▶ [DATA FOR PROCESSING]:
::::
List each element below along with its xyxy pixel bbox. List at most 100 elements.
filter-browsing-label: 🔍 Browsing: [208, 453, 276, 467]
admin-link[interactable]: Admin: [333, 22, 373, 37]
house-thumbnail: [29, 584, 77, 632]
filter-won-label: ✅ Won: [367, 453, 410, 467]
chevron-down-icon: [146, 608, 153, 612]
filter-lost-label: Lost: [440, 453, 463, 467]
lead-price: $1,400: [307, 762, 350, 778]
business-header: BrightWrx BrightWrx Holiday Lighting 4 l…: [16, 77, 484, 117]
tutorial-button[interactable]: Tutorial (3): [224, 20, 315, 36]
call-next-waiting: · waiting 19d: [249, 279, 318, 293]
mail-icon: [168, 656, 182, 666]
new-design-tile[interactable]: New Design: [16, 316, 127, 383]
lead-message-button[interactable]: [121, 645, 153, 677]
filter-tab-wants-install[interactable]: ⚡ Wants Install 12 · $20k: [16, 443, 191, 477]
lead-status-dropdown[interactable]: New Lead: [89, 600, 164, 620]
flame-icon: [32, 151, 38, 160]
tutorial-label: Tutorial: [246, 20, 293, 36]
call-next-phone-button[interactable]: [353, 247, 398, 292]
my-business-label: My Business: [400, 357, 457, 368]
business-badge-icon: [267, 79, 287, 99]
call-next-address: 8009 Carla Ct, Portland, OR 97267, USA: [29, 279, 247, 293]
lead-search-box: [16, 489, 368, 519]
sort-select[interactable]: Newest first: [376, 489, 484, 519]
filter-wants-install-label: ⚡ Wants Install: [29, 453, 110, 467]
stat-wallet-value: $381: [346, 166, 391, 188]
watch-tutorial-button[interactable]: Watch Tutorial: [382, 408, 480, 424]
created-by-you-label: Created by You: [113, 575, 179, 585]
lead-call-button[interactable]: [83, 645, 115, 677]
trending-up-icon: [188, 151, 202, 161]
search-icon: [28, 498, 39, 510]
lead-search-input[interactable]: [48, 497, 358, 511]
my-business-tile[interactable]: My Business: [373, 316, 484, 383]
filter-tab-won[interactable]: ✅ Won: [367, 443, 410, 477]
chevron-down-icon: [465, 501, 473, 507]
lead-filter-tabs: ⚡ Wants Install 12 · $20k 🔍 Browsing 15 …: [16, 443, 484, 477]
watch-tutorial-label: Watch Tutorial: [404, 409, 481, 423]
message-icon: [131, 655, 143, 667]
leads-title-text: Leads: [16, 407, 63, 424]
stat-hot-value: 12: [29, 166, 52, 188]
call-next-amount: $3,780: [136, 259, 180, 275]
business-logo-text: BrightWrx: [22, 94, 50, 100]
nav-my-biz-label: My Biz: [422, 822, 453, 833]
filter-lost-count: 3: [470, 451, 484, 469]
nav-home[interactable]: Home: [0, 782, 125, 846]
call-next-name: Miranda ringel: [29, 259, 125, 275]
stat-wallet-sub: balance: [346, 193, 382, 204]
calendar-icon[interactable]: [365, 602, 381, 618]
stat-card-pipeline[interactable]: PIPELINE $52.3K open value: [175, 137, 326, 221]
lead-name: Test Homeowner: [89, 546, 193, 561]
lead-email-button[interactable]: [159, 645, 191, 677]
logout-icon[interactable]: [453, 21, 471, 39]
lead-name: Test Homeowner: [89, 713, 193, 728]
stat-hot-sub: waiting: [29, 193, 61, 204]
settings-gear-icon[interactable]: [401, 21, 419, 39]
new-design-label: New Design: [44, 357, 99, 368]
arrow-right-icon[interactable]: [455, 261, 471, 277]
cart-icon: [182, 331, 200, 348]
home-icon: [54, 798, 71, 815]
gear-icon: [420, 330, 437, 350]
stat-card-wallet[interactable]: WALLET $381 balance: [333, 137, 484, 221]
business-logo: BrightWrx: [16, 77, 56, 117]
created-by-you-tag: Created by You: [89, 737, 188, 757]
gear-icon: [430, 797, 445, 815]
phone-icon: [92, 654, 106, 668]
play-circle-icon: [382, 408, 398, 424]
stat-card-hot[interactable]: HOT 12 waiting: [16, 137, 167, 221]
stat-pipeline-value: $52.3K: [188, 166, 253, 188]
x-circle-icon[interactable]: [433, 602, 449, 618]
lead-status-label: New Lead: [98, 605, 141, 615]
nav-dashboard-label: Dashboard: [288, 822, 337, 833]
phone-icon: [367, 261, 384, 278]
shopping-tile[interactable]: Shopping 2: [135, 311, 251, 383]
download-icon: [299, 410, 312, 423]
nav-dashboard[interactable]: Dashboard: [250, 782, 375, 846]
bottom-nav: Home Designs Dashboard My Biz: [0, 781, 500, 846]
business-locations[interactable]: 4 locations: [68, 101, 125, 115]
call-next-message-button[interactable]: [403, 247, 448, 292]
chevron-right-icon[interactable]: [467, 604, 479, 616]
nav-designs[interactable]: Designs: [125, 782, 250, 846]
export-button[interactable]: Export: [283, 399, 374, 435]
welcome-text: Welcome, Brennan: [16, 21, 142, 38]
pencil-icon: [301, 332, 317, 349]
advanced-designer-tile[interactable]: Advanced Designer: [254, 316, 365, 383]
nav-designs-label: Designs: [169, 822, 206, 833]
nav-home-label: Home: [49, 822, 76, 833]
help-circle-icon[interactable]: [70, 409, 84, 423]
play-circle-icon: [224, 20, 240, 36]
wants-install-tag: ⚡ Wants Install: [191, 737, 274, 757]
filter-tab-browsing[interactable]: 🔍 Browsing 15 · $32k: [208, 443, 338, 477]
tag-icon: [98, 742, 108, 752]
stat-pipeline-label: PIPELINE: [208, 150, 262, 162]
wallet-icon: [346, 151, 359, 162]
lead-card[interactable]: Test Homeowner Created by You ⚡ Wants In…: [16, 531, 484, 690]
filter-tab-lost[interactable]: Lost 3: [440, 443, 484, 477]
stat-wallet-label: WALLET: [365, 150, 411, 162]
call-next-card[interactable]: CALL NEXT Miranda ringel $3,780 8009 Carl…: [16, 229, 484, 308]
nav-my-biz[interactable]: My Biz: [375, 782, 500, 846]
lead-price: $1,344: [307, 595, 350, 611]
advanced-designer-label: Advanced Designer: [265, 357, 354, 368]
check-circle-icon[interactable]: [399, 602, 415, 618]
::::
▶ [THE PROBLEM]: Reproduce the listing above with "Newest first" changed to "Oldest first" and every other line left as it is.

▶ [RESULT OF THIS EXERCISE]:
List each element below along with its xyxy pixel bbox. List at most 100 elements.
filter-browsing-label: 🔍 Browsing: [208, 453, 276, 467]
admin-link[interactable]: Admin: [333, 22, 373, 37]
house-thumbnail: [29, 584, 77, 632]
filter-won-label: ✅ Won: [367, 453, 410, 467]
chevron-down-icon: [146, 608, 153, 612]
filter-lost-label: Lost: [440, 453, 463, 467]
lead-price: $1,400: [307, 762, 350, 778]
business-header: BrightWrx BrightWrx Holiday Lighting 4 l…: [16, 77, 484, 117]
tutorial-button[interactable]: Tutorial (3): [224, 20, 315, 36]
call-next-waiting: · waiting 19d: [249, 279, 318, 293]
mail-icon: [168, 656, 182, 666]
new-design-tile[interactable]: New Design: [16, 316, 127, 383]
lead-message-button[interactable]: [121, 645, 153, 677]
filter-tab-wants-install[interactable]: ⚡ Wants Install 12 · $20k: [16, 443, 191, 477]
lead-status-dropdown[interactable]: New Lead: [89, 600, 164, 620]
flame-icon: [32, 151, 38, 160]
tutorial-label: Tutorial: [246, 20, 293, 36]
call-next-phone-button[interactable]: [353, 247, 398, 292]
my-business-label: My Business: [400, 357, 457, 368]
business-badge-icon: [267, 79, 287, 99]
call-next-address: 8009 Carla Ct, Portland, OR 97267, USA: [29, 279, 247, 293]
lead-search-box: [16, 489, 368, 519]
sort-select[interactable]: Oldest first: [376, 489, 484, 519]
filter-wants-install-label: ⚡ Wants Install: [29, 453, 110, 467]
stat-wallet-value: $381: [346, 166, 391, 188]
watch-tutorial-button[interactable]: Watch Tutorial: [382, 408, 480, 424]
created-by-you-label: Created by You: [113, 575, 179, 585]
lead-call-button[interactable]: [83, 645, 115, 677]
trending-up-icon: [188, 151, 202, 161]
search-icon: [28, 498, 39, 510]
lead-search-input[interactable]: [48, 497, 358, 511]
my-business-tile[interactable]: My Business: [373, 316, 484, 383]
filter-tab-won[interactable]: ✅ Won: [367, 443, 410, 477]
chevron-down-icon: [465, 501, 473, 507]
lead-filter-tabs: ⚡ Wants Install 12 · $20k 🔍 Browsing 15 …: [16, 443, 484, 477]
watch-tutorial-label: Watch Tutorial: [404, 409, 481, 423]
message-icon: [131, 655, 143, 667]
leads-title-text: Leads: [16, 407, 63, 424]
stat-hot-value: 12: [29, 166, 52, 188]
call-next-amount: $3,780: [136, 259, 180, 275]
business-logo-text: BrightWrx: [22, 94, 50, 100]
nav-my-biz-label: My Biz: [422, 822, 453, 833]
filter-lost-count: 3: [470, 451, 484, 469]
nav-home[interactable]: Home: [0, 782, 125, 846]
call-next-name: Miranda ringel: [29, 259, 125, 275]
stat-wallet-sub: balance: [346, 193, 382, 204]
calendar-icon[interactable]: [365, 602, 381, 618]
stat-card-pipeline[interactable]: PIPELINE $52.3K open value: [175, 137, 326, 221]
lead-name: Test Homeowner: [89, 546, 193, 561]
lead-email-button[interactable]: [159, 645, 191, 677]
logout-icon[interactable]: [453, 21, 471, 39]
lead-name: Test Homeowner: [89, 713, 193, 728]
stat-hot-sub: waiting: [29, 193, 61, 204]
settings-gear-icon[interactable]: [401, 21, 419, 39]
new-design-label: New Design: [44, 357, 99, 368]
arrow-right-icon[interactable]: [455, 261, 471, 277]
cart-icon: [182, 331, 200, 348]
home-icon: [54, 798, 71, 815]
gear-icon: [420, 330, 437, 350]
stat-card-wallet[interactable]: WALLET $381 balance: [333, 137, 484, 221]
business-logo: BrightWrx: [16, 77, 56, 117]
created-by-you-tag: Created by You: [89, 737, 188, 757]
gear-icon: [430, 797, 445, 815]
phone-icon: [92, 654, 106, 668]
play-circle-icon: [382, 408, 398, 424]
stat-card-hot[interactable]: HOT 12 waiting: [16, 137, 167, 221]
stat-pipeline-value: $52.3K: [188, 166, 253, 188]
x-circle-icon[interactable]: [433, 602, 449, 618]
lead-status-label: New Lead: [98, 605, 141, 615]
nav-dashboard-label: Dashboard: [288, 822, 337, 833]
phone-icon: [367, 261, 384, 278]
shopping-tile[interactable]: Shopping 2: [135, 311, 251, 383]
download-icon: [299, 410, 312, 423]
nav-dashboard[interactable]: Dashboard: [250, 782, 375, 846]
bottom-nav: Home Designs Dashboard My Biz: [0, 781, 500, 846]
business-locations[interactable]: 4 locations: [68, 101, 125, 115]
call-next-message-button[interactable]: [403, 247, 448, 292]
chevron-right-icon[interactable]: [467, 604, 479, 616]
nav-designs[interactable]: Designs: [125, 782, 250, 846]
export-button[interactable]: Export: [283, 399, 374, 435]
welcome-text: Welcome, Brennan: [16, 21, 142, 38]
pencil-icon: [301, 332, 317, 349]
advanced-designer-tile[interactable]: Advanced Designer: [254, 316, 365, 383]
nav-designs-label: Designs: [169, 822, 206, 833]
nav-home-label: Home: [49, 822, 76, 833]
help-circle-icon[interactable]: [70, 409, 84, 423]
play-circle-icon: [224, 20, 240, 36]
wants-install-tag: ⚡ Wants Install: [191, 737, 274, 757]
filter-tab-browsing[interactable]: 🔍 Browsing 15 · $32k: [208, 443, 338, 477]
tag-icon: [98, 742, 108, 752]
stat-pipeline-label: PIPELINE: [208, 150, 262, 162]
wallet-icon: [346, 151, 359, 162]
lead-card[interactable]: Test Homeowner Created by You ⚡ Wants In…: [16, 531, 484, 690]
filter-tab-lost[interactable]: Lost 3: [440, 443, 484, 477]
stat-wallet-label: WALLET: [365, 150, 411, 162]
call-next-card[interactable]: CALL NEXT Miranda ringel $3,780 8009 Carl…: [16, 229, 484, 308]
nav-my-biz[interactable]: My Biz: [375, 782, 500, 846]
lead-price: $1,344: [307, 595, 350, 611]
advanced-designer-label: Advanced Designer: [265, 357, 354, 368]
check-circle-icon[interactable]: [399, 602, 415, 618]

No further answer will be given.